--- Given data ---

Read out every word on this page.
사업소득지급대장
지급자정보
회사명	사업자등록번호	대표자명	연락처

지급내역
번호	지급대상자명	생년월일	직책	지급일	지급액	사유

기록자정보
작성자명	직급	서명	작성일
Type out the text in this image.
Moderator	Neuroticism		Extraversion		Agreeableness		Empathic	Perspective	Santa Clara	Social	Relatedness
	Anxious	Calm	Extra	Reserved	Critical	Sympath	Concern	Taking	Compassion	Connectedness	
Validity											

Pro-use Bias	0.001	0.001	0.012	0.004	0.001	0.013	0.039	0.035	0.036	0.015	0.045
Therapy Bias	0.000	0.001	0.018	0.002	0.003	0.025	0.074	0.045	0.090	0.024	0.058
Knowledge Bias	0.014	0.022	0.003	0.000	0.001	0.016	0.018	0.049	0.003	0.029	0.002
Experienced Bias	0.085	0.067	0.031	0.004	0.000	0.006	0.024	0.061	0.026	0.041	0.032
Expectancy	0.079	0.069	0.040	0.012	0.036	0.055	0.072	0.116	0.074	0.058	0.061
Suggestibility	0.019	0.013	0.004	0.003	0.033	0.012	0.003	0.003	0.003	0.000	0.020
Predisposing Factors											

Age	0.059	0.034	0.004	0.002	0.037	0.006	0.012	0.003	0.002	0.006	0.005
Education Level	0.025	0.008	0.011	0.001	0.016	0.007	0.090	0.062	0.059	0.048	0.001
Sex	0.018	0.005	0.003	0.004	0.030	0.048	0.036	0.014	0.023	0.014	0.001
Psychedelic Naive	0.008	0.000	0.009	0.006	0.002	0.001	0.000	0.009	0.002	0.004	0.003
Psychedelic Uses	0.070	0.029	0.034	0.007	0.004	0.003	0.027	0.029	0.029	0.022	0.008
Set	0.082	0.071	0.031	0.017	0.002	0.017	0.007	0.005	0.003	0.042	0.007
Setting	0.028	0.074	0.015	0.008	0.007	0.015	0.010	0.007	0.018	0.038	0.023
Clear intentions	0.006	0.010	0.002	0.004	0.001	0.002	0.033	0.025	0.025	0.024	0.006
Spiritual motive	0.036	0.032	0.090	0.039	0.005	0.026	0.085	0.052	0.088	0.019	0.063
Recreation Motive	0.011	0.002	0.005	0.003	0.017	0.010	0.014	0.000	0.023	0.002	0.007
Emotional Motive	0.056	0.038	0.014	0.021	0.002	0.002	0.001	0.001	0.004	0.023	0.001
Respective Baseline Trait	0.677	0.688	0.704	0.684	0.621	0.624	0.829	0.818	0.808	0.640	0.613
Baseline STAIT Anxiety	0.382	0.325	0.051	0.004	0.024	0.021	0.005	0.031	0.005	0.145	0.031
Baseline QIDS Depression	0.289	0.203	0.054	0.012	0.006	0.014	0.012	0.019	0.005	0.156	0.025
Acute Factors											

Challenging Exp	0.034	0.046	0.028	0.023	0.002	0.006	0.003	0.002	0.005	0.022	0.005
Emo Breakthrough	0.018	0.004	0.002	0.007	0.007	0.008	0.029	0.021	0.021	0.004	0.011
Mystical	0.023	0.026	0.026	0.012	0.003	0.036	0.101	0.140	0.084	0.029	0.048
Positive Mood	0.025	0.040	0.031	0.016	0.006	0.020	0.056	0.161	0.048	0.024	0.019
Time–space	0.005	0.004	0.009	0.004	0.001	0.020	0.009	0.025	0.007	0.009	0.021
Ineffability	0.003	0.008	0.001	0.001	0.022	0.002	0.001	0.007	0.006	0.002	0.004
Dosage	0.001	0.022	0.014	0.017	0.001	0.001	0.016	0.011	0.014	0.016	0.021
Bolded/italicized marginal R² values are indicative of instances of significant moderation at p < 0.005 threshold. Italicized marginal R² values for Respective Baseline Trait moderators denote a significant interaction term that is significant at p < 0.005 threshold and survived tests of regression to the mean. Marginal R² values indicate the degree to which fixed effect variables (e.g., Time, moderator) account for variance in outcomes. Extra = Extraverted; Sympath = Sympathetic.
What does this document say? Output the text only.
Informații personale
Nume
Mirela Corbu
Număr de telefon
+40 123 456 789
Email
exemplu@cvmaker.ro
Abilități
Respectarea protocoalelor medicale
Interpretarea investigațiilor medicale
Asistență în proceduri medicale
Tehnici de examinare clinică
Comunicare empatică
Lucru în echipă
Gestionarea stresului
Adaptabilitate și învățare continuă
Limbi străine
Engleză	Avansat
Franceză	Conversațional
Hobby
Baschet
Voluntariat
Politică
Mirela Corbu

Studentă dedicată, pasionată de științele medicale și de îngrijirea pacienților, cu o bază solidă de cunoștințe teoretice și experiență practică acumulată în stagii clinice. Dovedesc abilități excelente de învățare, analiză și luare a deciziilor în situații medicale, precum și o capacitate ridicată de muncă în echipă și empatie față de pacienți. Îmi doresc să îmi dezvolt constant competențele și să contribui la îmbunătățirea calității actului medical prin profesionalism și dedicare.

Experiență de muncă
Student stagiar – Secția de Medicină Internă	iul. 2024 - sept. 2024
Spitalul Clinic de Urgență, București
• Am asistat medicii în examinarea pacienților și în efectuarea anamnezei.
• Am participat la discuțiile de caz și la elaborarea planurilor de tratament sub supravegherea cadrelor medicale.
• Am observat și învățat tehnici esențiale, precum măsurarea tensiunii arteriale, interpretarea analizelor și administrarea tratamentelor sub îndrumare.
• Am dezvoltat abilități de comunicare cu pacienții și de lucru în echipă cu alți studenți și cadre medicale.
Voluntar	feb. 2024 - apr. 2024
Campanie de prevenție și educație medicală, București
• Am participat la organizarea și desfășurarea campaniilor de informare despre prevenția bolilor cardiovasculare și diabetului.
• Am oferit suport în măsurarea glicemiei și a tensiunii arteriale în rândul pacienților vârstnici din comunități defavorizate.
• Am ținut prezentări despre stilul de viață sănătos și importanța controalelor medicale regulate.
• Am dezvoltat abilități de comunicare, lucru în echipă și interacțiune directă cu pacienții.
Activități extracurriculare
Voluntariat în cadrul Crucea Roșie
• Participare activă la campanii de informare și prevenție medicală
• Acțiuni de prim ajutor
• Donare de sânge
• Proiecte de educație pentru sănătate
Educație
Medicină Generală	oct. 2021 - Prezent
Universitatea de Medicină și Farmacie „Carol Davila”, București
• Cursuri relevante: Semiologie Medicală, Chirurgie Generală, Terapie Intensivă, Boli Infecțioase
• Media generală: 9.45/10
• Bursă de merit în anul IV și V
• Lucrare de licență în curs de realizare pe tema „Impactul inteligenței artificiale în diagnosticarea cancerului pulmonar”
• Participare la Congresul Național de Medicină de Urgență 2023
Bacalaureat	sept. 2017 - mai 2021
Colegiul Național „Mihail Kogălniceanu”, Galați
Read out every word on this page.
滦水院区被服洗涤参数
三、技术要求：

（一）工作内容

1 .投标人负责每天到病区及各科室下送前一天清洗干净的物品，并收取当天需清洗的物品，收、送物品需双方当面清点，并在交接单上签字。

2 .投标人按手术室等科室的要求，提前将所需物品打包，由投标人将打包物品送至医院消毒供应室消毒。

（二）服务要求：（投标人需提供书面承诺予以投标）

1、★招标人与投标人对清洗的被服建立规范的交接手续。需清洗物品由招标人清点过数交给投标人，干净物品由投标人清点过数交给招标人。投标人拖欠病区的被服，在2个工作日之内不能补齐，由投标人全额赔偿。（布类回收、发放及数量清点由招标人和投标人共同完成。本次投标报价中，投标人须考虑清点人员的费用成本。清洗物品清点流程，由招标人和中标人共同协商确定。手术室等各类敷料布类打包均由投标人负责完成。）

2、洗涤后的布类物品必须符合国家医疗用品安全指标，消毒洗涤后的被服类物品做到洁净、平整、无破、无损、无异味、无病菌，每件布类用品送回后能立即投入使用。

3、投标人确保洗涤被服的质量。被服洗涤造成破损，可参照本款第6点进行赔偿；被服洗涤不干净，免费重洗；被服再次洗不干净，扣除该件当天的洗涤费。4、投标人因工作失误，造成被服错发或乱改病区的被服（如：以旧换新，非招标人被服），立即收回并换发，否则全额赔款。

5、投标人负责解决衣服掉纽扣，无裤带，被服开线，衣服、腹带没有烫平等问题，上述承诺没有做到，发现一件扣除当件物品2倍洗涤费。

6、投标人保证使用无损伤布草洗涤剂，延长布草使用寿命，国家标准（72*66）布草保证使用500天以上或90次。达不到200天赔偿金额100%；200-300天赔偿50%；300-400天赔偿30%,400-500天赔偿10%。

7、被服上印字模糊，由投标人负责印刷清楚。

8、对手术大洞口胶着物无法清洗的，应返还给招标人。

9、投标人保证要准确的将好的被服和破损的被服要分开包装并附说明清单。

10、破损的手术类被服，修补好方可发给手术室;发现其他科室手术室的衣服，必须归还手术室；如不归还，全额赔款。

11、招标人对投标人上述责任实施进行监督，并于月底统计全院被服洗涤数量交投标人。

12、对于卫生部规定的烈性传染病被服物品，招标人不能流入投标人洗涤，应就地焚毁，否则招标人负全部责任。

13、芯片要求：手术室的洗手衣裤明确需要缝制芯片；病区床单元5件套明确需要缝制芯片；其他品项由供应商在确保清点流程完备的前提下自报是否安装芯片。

---

Written problem: Read the entries above, then pull out the lines that include "prevenție".

Task response:
Campanie de prevenție și educație medicală, București
• Participare activă la campanii de informare și prevenție medicală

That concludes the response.